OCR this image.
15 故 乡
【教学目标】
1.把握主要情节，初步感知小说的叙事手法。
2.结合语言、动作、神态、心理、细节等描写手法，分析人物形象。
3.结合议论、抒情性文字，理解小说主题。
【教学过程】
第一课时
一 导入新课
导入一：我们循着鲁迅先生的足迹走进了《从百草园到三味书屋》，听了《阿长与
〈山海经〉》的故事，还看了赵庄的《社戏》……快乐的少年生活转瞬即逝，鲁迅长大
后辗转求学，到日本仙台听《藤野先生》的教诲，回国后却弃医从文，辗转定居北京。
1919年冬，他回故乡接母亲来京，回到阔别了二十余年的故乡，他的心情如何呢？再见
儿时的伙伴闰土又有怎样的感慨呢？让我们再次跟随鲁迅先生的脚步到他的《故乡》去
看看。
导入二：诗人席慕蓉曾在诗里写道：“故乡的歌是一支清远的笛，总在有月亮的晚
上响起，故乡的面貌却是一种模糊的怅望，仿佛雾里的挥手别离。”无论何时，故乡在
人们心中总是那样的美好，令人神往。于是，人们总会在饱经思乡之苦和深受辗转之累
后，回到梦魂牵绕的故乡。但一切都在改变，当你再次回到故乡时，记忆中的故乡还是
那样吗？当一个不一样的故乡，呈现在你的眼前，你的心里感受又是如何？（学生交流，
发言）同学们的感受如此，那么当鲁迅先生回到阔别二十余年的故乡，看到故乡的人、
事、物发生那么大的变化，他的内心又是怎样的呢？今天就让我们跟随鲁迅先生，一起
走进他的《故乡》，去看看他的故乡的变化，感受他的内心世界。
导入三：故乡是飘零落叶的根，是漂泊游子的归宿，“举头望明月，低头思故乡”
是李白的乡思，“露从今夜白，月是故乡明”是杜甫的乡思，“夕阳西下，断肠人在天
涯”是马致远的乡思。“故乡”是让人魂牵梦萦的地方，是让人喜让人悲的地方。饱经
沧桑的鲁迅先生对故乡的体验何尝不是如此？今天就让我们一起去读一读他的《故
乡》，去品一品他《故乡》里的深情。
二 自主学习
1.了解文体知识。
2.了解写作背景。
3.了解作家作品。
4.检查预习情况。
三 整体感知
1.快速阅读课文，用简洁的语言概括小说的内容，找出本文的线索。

──────────────────────────────

→ WHAT THE TASK ASKS: Working from the material above, retype it in its entirety without change.

→ OUTPUT FOR THIS TASK:
OCR this image.
15 故 乡
【教学目标】
1.把握主要情节，初步感知小说的叙事手法。
2.结合语言、动作、神态、心理、细节等描写手法，分析人物形象。
3.结合议论、抒情性文字，理解小说主题。
【教学过程】
第一课时
一 导入新课
导入一：我们循着鲁迅先生的足迹走进了《从百草园到三味书屋》，听了《阿长与
〈山海经〉》的故事，还看了赵庄的《社戏》……快乐的少年生活转瞬即逝，鲁迅长大
后辗转求学，到日本仙台听《藤野先生》的教诲，回国后却弃医从文，辗转定居北京。
1919年冬，他回故乡接母亲来京，回到阔别了二十余年的故乡，他的心情如何呢？再见
儿时的伙伴闰土又有怎样的感慨呢？让我们再次跟随鲁迅先生的脚步到他的《故乡》去
看看。
导入二：诗人席慕蓉曾在诗里写道：“故乡的歌是一支清远的笛，总在有月亮的晚
上响起，故乡的面貌却是一种模糊的怅望，仿佛雾里的挥手别离。”无论何时，故乡在
人们心中总是那样的美好，令人神往。于是，人们总会在饱经思乡之苦和深受辗转之累
后，回到梦魂牵绕的故乡。但一切都在改变，当你再次回到故乡时，记忆中的故乡还是
那样吗？当一个不一样的故乡，呈现在你的眼前，你的心里感受又是如何？（学生交流，
发言）同学们的感受如此，那么当鲁迅先生回到阔别二十余年的故乡，看到故乡的人、
事、物发生那么大的变化，他的内心又是怎样的呢？今天就让我们跟随鲁迅先生，一起
走进他的《故乡》，去看看他的故乡的变化，感受他的内心世界。
导入三：故乡是飘零落叶的根，是漂泊游子的归宿，“举头望明月，低头思故乡”
是李白的乡思，“露从今夜白，月是故乡明”是杜甫的乡思，“夕阳西下，断肠人在天
涯”是马致远的乡思。“故乡”是让人魂牵梦萦的地方，是让人喜让人悲的地方。饱经
沧桑的鲁迅先生对故乡的体验何尝不是如此？今天就让我们一起去读一读他的《故
乡》，去品一品他《故乡》里的深情。
二 自主学习
1.了解文体知识。
2.了解写作背景。
3.了解作家作品。
4.检查预习情况。
三 整体感知
1.快速阅读课文，用简洁的语言概括小说的内容，找出本文的线索。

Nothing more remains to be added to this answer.